# Directions
Lines that include the word "Total" are the ones to copy.

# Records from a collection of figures
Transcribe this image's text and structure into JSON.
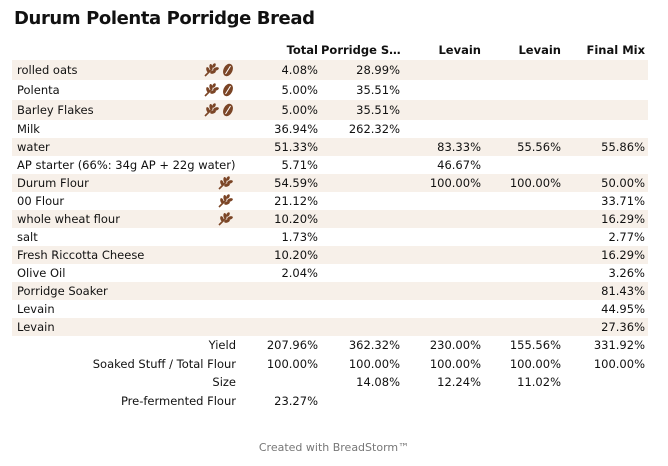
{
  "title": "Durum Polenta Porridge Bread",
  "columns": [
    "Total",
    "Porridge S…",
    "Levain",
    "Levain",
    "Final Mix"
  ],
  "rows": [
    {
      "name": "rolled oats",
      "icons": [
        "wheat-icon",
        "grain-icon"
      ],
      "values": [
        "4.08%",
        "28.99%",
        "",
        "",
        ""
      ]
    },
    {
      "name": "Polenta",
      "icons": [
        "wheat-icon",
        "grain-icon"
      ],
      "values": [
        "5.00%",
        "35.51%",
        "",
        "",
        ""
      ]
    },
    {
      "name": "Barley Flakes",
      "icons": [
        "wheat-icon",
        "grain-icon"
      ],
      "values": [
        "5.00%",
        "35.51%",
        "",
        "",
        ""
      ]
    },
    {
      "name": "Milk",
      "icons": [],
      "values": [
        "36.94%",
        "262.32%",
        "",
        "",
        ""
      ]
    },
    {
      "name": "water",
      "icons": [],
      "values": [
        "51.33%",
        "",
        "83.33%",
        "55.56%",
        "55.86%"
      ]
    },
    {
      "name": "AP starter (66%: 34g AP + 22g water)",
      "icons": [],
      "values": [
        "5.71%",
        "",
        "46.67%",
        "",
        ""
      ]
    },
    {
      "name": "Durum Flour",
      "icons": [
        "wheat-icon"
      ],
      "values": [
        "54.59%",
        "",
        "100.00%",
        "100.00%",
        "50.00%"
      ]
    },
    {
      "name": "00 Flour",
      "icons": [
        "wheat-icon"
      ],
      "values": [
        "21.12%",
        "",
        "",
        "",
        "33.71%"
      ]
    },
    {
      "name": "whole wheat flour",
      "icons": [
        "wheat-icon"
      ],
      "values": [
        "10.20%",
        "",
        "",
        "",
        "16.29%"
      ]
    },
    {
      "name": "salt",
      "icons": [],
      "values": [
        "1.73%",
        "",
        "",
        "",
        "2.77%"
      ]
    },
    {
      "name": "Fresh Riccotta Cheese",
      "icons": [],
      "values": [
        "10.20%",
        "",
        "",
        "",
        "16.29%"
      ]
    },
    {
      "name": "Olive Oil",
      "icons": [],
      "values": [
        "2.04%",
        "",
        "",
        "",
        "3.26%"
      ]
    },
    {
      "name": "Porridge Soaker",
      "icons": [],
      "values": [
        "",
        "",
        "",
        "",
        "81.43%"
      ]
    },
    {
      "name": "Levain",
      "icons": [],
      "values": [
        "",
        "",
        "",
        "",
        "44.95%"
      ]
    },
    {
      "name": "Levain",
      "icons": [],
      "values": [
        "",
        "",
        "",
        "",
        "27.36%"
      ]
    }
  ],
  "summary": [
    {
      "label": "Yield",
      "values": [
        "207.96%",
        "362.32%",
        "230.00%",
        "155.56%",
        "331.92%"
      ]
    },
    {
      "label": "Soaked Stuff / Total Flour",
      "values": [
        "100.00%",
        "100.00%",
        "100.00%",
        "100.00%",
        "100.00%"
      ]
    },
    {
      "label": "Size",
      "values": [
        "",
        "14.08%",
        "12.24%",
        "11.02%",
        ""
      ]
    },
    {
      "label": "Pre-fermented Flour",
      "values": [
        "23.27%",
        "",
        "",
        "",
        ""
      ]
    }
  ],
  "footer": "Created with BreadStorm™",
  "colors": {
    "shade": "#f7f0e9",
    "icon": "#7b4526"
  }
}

==

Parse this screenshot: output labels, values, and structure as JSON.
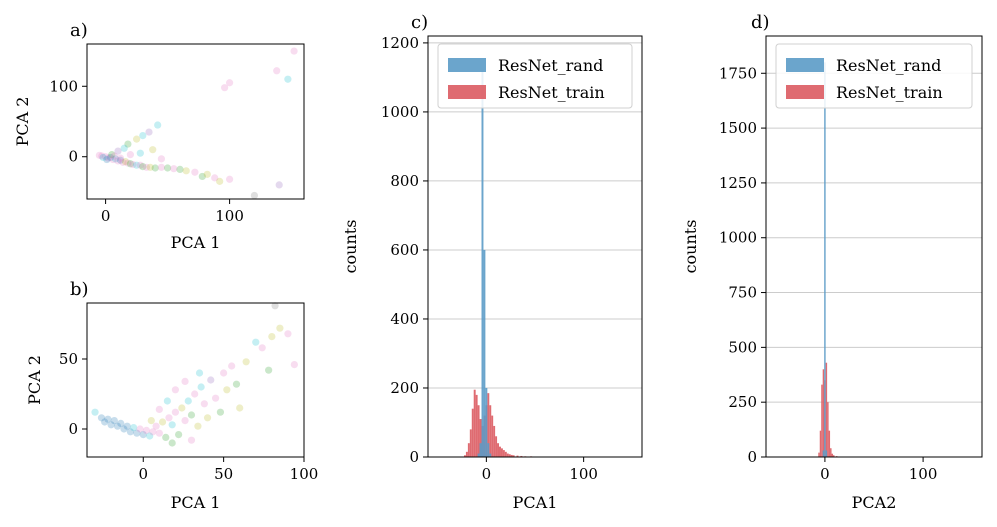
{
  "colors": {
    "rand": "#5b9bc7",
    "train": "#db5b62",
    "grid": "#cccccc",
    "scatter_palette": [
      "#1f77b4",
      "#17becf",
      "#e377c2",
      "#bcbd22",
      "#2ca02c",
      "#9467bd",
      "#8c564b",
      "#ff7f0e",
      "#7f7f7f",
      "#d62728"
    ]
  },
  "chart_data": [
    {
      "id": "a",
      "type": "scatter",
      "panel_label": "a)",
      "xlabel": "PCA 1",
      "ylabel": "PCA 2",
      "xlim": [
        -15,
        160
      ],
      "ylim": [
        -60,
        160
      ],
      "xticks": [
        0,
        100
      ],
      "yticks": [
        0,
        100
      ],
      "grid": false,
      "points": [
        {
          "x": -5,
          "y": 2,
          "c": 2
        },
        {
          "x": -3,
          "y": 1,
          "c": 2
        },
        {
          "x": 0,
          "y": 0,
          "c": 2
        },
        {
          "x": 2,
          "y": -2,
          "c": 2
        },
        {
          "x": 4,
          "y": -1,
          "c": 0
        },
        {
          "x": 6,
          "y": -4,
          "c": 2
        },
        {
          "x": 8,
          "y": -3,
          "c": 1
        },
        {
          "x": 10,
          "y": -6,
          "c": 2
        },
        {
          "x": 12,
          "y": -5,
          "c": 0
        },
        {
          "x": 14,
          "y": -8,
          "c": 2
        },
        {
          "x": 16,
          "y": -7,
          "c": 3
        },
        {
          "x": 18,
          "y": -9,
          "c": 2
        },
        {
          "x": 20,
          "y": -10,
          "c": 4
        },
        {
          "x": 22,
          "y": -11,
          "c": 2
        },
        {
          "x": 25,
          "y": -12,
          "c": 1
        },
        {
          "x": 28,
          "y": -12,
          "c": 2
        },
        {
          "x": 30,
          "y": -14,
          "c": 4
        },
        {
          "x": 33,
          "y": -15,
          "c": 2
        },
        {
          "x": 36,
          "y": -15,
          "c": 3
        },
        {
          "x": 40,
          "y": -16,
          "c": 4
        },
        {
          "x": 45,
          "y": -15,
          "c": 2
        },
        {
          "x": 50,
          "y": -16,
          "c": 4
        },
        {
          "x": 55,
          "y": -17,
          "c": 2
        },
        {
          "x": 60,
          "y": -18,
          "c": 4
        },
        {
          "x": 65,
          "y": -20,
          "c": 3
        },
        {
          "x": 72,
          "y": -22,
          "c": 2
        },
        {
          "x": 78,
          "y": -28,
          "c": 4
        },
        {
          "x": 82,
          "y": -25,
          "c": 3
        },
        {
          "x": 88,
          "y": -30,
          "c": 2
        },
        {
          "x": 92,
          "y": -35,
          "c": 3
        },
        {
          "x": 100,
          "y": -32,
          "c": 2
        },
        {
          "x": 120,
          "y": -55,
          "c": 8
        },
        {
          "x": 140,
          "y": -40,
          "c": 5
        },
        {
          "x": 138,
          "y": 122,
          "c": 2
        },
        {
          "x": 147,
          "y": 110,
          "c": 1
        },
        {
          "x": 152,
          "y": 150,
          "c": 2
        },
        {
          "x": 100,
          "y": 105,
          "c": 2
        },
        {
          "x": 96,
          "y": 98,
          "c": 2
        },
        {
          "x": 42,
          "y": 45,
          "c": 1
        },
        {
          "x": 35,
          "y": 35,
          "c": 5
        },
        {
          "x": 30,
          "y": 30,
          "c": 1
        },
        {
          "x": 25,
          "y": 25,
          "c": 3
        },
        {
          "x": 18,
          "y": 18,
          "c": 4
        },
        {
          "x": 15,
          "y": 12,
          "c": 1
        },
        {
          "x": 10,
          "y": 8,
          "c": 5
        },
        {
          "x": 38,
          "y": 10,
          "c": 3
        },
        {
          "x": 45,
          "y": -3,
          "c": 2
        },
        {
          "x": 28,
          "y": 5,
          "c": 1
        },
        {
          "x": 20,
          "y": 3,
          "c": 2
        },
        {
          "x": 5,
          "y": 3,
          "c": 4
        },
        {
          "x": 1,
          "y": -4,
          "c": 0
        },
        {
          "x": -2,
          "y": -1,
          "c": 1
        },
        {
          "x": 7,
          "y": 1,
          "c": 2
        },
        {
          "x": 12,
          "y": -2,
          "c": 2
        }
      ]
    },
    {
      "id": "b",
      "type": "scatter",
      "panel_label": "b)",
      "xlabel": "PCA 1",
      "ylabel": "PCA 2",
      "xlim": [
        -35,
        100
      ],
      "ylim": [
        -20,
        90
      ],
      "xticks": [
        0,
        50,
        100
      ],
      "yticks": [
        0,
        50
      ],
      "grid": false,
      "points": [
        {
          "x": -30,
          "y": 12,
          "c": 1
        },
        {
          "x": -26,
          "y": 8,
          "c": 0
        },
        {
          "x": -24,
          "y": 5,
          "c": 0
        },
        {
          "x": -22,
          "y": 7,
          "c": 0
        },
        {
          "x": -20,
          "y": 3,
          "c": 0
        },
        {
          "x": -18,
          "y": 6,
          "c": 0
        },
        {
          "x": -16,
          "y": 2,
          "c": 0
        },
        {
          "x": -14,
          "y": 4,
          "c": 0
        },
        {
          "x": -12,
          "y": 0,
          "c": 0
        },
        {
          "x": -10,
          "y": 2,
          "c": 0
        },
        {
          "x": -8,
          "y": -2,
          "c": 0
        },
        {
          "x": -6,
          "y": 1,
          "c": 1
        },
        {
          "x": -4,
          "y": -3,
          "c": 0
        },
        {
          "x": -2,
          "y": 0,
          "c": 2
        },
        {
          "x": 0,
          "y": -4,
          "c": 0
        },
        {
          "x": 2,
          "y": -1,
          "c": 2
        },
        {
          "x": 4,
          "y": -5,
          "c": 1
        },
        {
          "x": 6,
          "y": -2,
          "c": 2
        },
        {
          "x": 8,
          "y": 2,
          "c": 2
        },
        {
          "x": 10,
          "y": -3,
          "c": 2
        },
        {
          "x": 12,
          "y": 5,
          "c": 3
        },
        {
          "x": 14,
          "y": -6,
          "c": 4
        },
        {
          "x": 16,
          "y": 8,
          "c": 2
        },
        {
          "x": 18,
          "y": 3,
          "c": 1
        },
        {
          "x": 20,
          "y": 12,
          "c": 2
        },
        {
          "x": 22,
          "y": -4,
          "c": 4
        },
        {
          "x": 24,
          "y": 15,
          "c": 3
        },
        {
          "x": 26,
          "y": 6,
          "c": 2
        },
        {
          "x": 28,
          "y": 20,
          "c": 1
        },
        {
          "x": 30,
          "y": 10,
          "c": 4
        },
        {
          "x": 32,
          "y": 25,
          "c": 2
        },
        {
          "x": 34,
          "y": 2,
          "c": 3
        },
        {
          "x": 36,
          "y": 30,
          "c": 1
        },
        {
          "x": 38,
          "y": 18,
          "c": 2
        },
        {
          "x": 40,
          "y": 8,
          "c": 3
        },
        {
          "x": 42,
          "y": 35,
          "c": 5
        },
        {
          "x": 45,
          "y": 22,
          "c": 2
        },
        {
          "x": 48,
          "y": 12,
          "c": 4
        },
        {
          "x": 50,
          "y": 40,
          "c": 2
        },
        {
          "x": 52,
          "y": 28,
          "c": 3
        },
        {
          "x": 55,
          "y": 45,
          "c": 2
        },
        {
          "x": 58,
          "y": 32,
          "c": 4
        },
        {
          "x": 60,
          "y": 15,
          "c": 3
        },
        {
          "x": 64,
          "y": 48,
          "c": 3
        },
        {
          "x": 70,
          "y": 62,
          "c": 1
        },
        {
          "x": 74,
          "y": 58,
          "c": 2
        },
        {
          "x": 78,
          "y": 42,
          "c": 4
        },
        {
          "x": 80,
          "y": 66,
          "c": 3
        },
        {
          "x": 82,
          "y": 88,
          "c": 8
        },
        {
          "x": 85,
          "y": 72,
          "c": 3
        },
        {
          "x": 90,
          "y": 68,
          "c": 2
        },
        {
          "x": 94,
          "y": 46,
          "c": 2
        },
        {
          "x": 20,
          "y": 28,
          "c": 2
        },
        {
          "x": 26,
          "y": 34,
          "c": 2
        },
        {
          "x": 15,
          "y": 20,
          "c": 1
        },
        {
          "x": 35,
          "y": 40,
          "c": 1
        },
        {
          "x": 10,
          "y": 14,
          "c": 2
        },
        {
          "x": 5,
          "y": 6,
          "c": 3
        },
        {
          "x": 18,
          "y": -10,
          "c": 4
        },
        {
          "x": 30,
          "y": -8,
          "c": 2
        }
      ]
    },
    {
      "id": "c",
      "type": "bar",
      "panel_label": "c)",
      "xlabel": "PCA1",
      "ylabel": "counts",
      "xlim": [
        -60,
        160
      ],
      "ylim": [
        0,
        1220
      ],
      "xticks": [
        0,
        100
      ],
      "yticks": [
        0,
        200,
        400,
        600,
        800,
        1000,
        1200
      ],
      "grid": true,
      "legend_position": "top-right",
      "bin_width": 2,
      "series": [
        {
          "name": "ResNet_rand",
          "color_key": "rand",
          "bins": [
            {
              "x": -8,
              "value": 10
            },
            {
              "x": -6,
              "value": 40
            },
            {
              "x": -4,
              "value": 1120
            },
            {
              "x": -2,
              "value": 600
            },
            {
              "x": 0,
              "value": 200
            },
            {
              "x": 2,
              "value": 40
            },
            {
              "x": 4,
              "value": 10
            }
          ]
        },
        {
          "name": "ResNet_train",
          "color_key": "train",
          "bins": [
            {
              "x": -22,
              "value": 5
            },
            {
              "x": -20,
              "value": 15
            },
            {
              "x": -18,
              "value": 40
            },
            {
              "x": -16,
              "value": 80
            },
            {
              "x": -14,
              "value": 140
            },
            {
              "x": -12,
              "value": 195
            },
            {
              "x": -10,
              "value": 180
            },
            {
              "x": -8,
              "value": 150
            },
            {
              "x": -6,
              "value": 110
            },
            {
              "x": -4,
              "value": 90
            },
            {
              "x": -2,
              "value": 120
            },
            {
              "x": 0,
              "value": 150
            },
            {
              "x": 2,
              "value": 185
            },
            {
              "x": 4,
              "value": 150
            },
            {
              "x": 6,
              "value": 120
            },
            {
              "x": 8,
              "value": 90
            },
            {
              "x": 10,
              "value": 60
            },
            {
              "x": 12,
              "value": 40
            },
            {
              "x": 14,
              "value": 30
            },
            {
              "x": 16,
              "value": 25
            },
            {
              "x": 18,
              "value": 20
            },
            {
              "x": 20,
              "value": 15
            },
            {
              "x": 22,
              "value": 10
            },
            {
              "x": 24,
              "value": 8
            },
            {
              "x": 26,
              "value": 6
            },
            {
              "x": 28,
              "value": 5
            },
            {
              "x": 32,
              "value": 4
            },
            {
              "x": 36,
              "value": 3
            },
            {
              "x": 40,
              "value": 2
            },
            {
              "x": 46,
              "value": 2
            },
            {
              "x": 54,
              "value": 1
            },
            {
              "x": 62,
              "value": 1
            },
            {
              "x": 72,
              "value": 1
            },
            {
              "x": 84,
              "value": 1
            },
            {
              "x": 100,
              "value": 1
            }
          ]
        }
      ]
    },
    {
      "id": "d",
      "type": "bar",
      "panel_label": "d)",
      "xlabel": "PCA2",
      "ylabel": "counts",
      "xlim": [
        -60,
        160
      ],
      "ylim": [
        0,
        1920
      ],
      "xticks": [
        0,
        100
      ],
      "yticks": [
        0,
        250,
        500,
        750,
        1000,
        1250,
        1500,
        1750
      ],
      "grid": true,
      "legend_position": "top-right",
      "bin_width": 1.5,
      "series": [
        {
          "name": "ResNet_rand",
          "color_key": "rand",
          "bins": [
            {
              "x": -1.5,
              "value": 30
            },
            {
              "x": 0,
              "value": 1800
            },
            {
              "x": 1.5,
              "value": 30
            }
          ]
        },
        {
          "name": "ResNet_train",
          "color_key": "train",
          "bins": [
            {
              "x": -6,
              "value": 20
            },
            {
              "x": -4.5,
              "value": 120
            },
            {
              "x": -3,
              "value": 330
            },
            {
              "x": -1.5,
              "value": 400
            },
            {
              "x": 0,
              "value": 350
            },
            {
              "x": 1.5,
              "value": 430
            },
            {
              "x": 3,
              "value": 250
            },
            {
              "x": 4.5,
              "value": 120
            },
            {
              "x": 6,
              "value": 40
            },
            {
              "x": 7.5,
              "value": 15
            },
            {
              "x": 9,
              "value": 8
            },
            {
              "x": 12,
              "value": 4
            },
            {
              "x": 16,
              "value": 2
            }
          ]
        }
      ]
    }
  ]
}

# Exercise solution
    "Total",
      "label": "Soaked Stuff / Total Flour",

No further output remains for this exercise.